Objective:
Identify the lines that contain the word "this", then copy them.

Lines of data:

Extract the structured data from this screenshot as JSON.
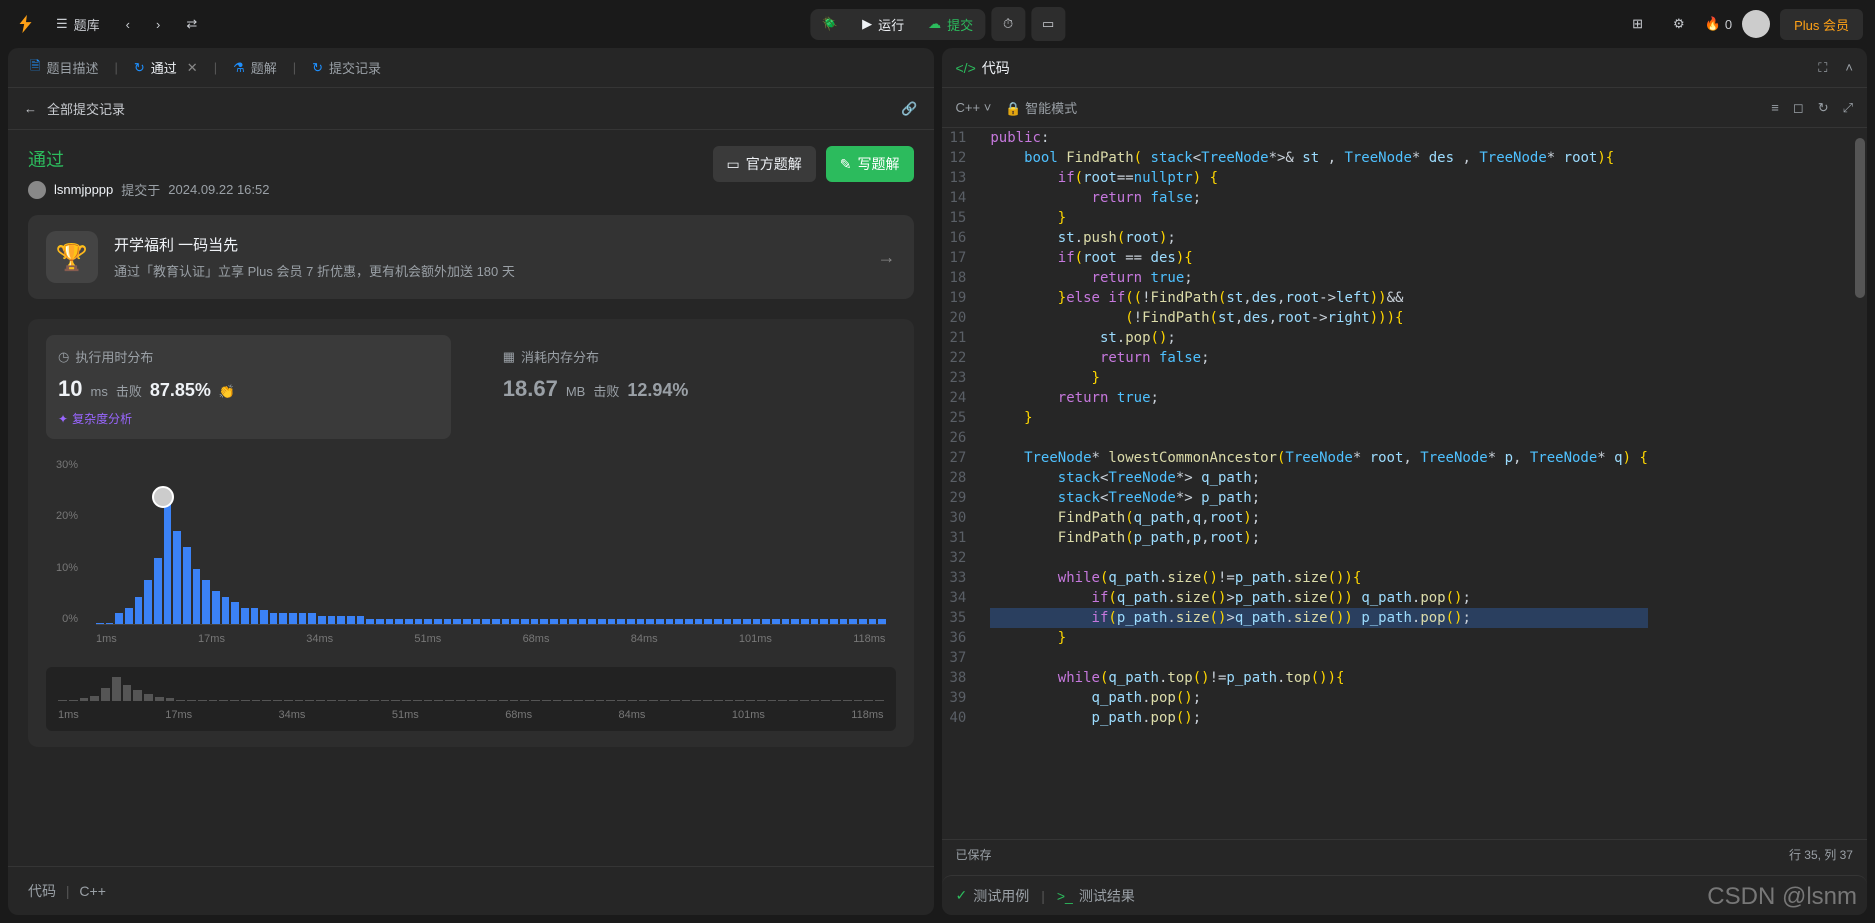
{
  "topbar": {
    "problem_list": "题库",
    "run": "运行",
    "submit": "提交",
    "flame_count": "0",
    "plus": "Plus 会员"
  },
  "left_tabs": {
    "desc": "题目描述",
    "pass": "通过",
    "solution": "题解",
    "history": "提交记录"
  },
  "subhead": {
    "back": "←",
    "all_sub": "全部提交记录"
  },
  "result": {
    "status": "通过",
    "user": "lsnmjpppp",
    "submitted_prefix": "提交于",
    "submitted_at": "2024.09.22 16:52",
    "official": "官方题解",
    "write": "写题解"
  },
  "promo": {
    "title": "开学福利 一码当先",
    "subtitle": "通过「教育认证」立享 Plus 会员 7 折优惠，更有机会额外加送 180 天"
  },
  "stats": {
    "time_label": "执行用时分布",
    "mem_label": "消耗内存分布",
    "time_val": "10",
    "time_unit": "ms",
    "beat_label": "击败",
    "time_pct": "87.85%",
    "mem_val": "18.67",
    "mem_unit": "MB",
    "mem_pct": "12.94%",
    "complexity": "复杂度分析"
  },
  "chart_data": {
    "type": "bar",
    "ylabel": "",
    "ylim": [
      0,
      30
    ],
    "yticks": [
      "0%",
      "10%",
      "20%",
      "30%"
    ],
    "xticks": [
      "1ms",
      "17ms",
      "34ms",
      "51ms",
      "68ms",
      "84ms",
      "101ms",
      "118ms"
    ],
    "values": [
      0,
      0,
      2,
      3,
      5,
      8,
      12,
      22,
      17,
      14,
      10,
      8,
      6,
      5,
      4,
      3,
      3,
      2.5,
      2,
      2,
      2,
      2,
      2,
      1.5,
      1.5,
      1.5,
      1.5,
      1.5,
      1,
      1,
      1,
      1,
      1,
      1,
      1,
      1,
      1,
      1,
      1,
      1,
      1,
      1,
      1,
      1,
      1,
      1,
      1,
      1,
      1,
      1,
      1,
      1,
      1,
      1,
      1,
      1,
      1,
      1,
      1,
      1,
      1,
      1,
      1,
      1,
      1,
      1,
      1,
      1,
      1,
      1,
      1,
      1,
      1,
      1,
      1,
      1,
      1,
      1,
      1,
      1,
      1,
      1
    ],
    "user_index": 7,
    "mini_values": [
      0,
      0,
      2,
      4,
      10,
      18,
      12,
      8,
      5,
      3,
      2,
      1,
      1,
      1,
      1,
      1,
      1,
      0,
      0,
      0,
      0,
      0,
      0,
      0,
      0,
      0,
      0,
      0,
      0,
      0,
      0,
      0,
      0,
      0,
      0,
      0,
      0,
      0,
      0,
      0,
      0,
      0,
      0,
      0,
      0,
      0,
      0,
      0,
      0,
      0,
      0,
      0,
      0,
      0,
      0,
      0,
      0,
      0,
      0,
      0,
      0,
      0,
      0,
      0,
      0,
      0,
      0,
      0,
      0,
      0,
      0,
      0,
      0,
      0,
      0,
      0,
      0
    ]
  },
  "code_footer": {
    "label": "代码",
    "lang": "C++"
  },
  "right": {
    "title": "代码",
    "lang": "C++",
    "smart": "智能模式",
    "saved": "已保存",
    "cursor": "行 35,  列 37",
    "test_case": "测试用例",
    "test_result": "测试结果"
  },
  "code": {
    "lines": [
      {
        "n": 11,
        "html": "<span class='kw'>public</span><span class='pun'>:</span>"
      },
      {
        "n": 12,
        "html": "    <span class='ty'>bool</span> <span class='fn'>FindPath</span><span class='br'>(</span> <span class='ty'>stack</span>&lt;<span class='ty'>TreeNode</span>*&gt;&amp; <span class='id'>st</span> , <span class='ty'>TreeNode</span>* <span class='id'>des</span> , <span class='ty'>TreeNode</span>* <span class='id'>root</span><span class='br'>){</span>"
      },
      {
        "n": 13,
        "html": "        <span class='kw'>if</span><span class='br'>(</span><span class='id'>root</span>==<span class='bool'>nullptr</span><span class='br'>)</span> <span class='br'>{</span>"
      },
      {
        "n": 14,
        "html": "            <span class='kw'>return</span> <span class='bool'>false</span>;"
      },
      {
        "n": 15,
        "html": "        <span class='br'>}</span>"
      },
      {
        "n": 16,
        "html": "        <span class='id'>st</span>.<span class='fn'>push</span><span class='br'>(</span><span class='id'>root</span><span class='br'>)</span>;"
      },
      {
        "n": 17,
        "html": "        <span class='kw'>if</span><span class='br'>(</span><span class='id'>root</span> == <span class='id'>des</span><span class='br'>){</span>"
      },
      {
        "n": 18,
        "html": "            <span class='kw'>return</span> <span class='bool'>true</span>;"
      },
      {
        "n": 19,
        "html": "        <span class='br'>}</span><span class='kw'>else</span> <span class='kw'>if</span><span class='br'>((</span>!<span class='fn'>FindPath</span><span class='br'>(</span><span class='id'>st</span>,<span class='id'>des</span>,<span class='id'>root</span>-&gt;<span class='id'>left</span><span class='br'>))</span>&amp;&amp;"
      },
      {
        "n": 20,
        "html": "                <span class='br'>(</span>!<span class='fn'>FindPath</span><span class='br'>(</span><span class='id'>st</span>,<span class='id'>des</span>,<span class='id'>root</span>-&gt;<span class='id'>right</span><span class='br'>))){</span>"
      },
      {
        "n": 21,
        "html": "             <span class='id'>st</span>.<span class='fn'>pop</span><span class='br'>()</span>;"
      },
      {
        "n": 22,
        "html": "             <span class='kw'>return</span> <span class='bool'>false</span>;"
      },
      {
        "n": 23,
        "html": "            <span class='br'>}</span>"
      },
      {
        "n": 24,
        "html": "        <span class='kw'>return</span> <span class='bool'>true</span>;"
      },
      {
        "n": 25,
        "html": "    <span class='br'>}</span>"
      },
      {
        "n": 26,
        "html": ""
      },
      {
        "n": 27,
        "html": "    <span class='ty'>TreeNode</span>* <span class='fn'>lowestCommonAncestor</span><span class='br'>(</span><span class='ty'>TreeNode</span>* <span class='id'>root</span>, <span class='ty'>TreeNode</span>* <span class='id'>p</span>, <span class='ty'>TreeNode</span>* <span class='id'>q</span><span class='br'>)</span> <span class='br'>{</span>"
      },
      {
        "n": 28,
        "html": "        <span class='ty'>stack</span>&lt;<span class='ty'>TreeNode</span>*&gt; <span class='id'>q_path</span>;"
      },
      {
        "n": 29,
        "html": "        <span class='ty'>stack</span>&lt;<span class='ty'>TreeNode</span>*&gt; <span class='id'>p_path</span>;"
      },
      {
        "n": 30,
        "html": "        <span class='fn'>FindPath</span><span class='br'>(</span><span class='id'>q_path</span>,<span class='id'>q</span>,<span class='id'>root</span><span class='br'>)</span>;"
      },
      {
        "n": 31,
        "html": "        <span class='fn'>FindPath</span><span class='br'>(</span><span class='id'>p_path</span>,<span class='id'>p</span>,<span class='id'>root</span><span class='br'>)</span>;"
      },
      {
        "n": 32,
        "html": ""
      },
      {
        "n": 33,
        "html": "        <span class='kw'>while</span><span class='br'>(</span><span class='id'>q_path</span>.<span class='fn'>size</span><span class='br'>()</span>!=<span class='id'>p_path</span>.<span class='fn'>size</span><span class='br'>()){</span>"
      },
      {
        "n": 34,
        "html": "            <span class='kw'>if</span><span class='br'>(</span><span class='id'>q_path</span>.<span class='fn'>size</span><span class='br'>()</span>&gt;<span class='id'>p_path</span>.<span class='fn'>size</span><span class='br'>())</span> <span class='id'>q_path</span>.<span class='fn'>pop</span><span class='br'>()</span>;"
      },
      {
        "n": 35,
        "html": "            <span class='kw'>if</span><span class='br'>(</span><span class='id'>p_path</span>.<span class='fn'>size</span><span class='br'>()</span>&gt;<span class='id'>q_path</span>.<span class='fn'>size</span><span class='br'>())</span> <span class='id'>p_path</span>.<span class='fn'>pop</span><span class='br'>()</span>;",
        "highlight": true
      },
      {
        "n": 36,
        "html": "        <span class='br'>}</span>"
      },
      {
        "n": 37,
        "html": ""
      },
      {
        "n": 38,
        "html": "        <span class='kw'>while</span><span class='br'>(</span><span class='id'>q_path</span>.<span class='fn'>top</span><span class='br'>()</span>!=<span class='id'>p_path</span>.<span class='fn'>top</span><span class='br'>()){</span>"
      },
      {
        "n": 39,
        "html": "            <span class='id'>q_path</span>.<span class='fn'>pop</span><span class='br'>()</span>;"
      },
      {
        "n": 40,
        "html": "            <span class='id'>p_path</span>.<span class='fn'>pop</span><span class='br'>()</span>;"
      }
    ]
  },
  "watermark": "CSDN @lsnm"
}
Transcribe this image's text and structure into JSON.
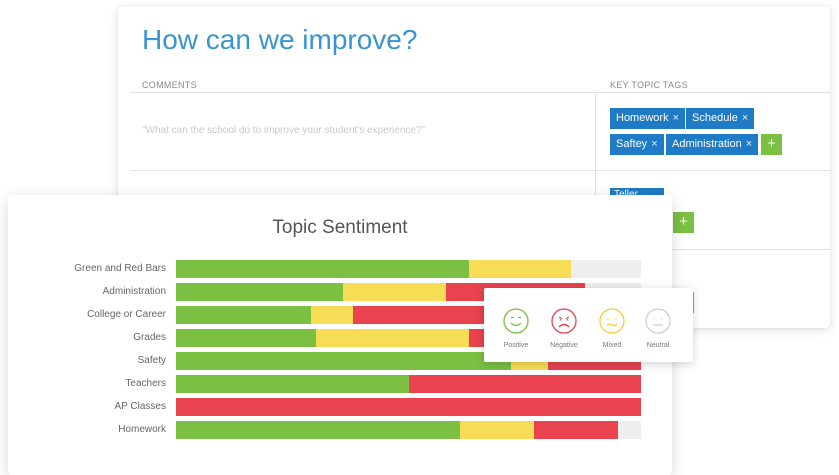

Solution:
Extract the structured data from this screenshot as JSON.
Transcribe this image's text and structure into JSON.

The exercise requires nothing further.